Text excerpt:
:::

Filed 2/20/07  P. v. Gray CA5


NOT TO BE PUBLISHED IN OFFICIAL REPORTS


 


California Rules of Court, rule 977(a), prohibits courts and parties from citing or relying on opinions not certified for publication or ordered published, except as specified by rule 977(b).  This opinion has not been certified for publication or ordered published for purposes of rule 977.


 IN THE COURT OF APPEAL OF THE STATE OF CALIFORNIA


FIFTH APPELLATE DISTRICT







THE PEOPLE,


Plaintiff and Respondent,


                        v.


PHILLIP GRAY,


Defendant and Appellant.



F050609


(Super. Ct. No. F05909505-0)


O P I N I O N


THE COURT*


            APPEAL from a judgment of the Superior Court of Fresno County.  Gary Orozco, Judge.


            William Davies, under appointment by the Court of Appeal, for Defendant and Appellant.


            Bill Lockyer, Attorney General, Mary Jo Graves, Chief Assistant Attorney General, Michael P. Farrell, Assistant Attorney General, and Charles A. French, Deputy Attorney General, for Plaintiff and Respondent.


-ooOoo-


            Sometime between June 9, 1990, and June 8, 1991, appellant Gray entered the bedroom of C., who was then 11 years old, and masturbated in front of her.  Sometime between June 9, 1991, and June 8, 1992, Gray entered her room five to six times while she was sleeping and orally copulated her.

:::

Data provided:
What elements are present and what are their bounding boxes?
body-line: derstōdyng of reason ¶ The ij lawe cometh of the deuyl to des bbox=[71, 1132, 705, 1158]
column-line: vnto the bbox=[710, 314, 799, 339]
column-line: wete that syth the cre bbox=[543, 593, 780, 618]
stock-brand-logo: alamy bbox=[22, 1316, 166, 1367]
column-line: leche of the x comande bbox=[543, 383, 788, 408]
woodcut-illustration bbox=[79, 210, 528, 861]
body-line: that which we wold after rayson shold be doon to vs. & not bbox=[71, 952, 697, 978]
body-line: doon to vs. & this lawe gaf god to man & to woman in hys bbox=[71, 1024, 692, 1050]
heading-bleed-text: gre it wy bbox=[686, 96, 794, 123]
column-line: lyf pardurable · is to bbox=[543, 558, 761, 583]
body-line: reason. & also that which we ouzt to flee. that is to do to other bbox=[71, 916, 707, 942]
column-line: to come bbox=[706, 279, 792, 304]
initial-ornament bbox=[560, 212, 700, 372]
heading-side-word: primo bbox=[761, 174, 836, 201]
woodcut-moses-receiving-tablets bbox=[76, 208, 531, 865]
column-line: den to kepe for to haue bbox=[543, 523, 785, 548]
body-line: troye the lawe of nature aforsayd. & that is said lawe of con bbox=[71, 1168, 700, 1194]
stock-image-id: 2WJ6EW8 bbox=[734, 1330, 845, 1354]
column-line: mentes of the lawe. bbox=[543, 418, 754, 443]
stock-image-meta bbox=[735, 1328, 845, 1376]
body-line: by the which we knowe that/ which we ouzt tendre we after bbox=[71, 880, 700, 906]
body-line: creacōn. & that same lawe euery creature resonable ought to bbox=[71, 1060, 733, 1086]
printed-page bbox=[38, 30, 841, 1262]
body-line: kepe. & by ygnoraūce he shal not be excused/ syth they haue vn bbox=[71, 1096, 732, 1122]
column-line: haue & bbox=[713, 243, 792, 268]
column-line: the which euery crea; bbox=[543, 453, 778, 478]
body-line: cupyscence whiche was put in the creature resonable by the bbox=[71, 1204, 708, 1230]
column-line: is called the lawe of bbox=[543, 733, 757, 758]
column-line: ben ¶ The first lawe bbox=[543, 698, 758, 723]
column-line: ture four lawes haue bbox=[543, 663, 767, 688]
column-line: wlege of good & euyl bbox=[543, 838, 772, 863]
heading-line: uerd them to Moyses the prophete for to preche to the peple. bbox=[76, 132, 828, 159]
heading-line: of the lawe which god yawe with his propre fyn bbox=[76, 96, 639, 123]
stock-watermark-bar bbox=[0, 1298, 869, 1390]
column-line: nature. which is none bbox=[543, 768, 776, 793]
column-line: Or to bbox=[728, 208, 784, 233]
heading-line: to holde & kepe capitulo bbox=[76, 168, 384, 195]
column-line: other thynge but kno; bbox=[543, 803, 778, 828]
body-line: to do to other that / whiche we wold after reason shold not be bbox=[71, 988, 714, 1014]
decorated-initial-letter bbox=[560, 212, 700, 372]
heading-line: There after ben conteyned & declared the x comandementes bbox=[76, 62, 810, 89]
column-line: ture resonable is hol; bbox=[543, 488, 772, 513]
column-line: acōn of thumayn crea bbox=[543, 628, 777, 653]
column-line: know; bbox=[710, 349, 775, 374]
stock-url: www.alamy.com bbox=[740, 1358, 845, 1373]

:::

Job: Reproduce everything in the court opinion from "O P I N I O" down to "Plaintiff and Respondent.", substituting "Tulare County" for "Fresno County". The listing has no connection to the court opinion.

Finished exercise:
O P I N I O N


THE COURT*


            APPEAL from a judgment of the Superior Court of Tulare County.  Gary Orozco, Judge.


            William Davies, under appointment by the Court of Appeal, for Defendant and Appellant.


            Bill Lockyer, Attorney General, Mary Jo Graves, Chief Assistant Attorney General, Michael P. Farrell, Assistant Attorney General, and Charles A. French, Deputy Attorney General, for Plaintiff and Respondent.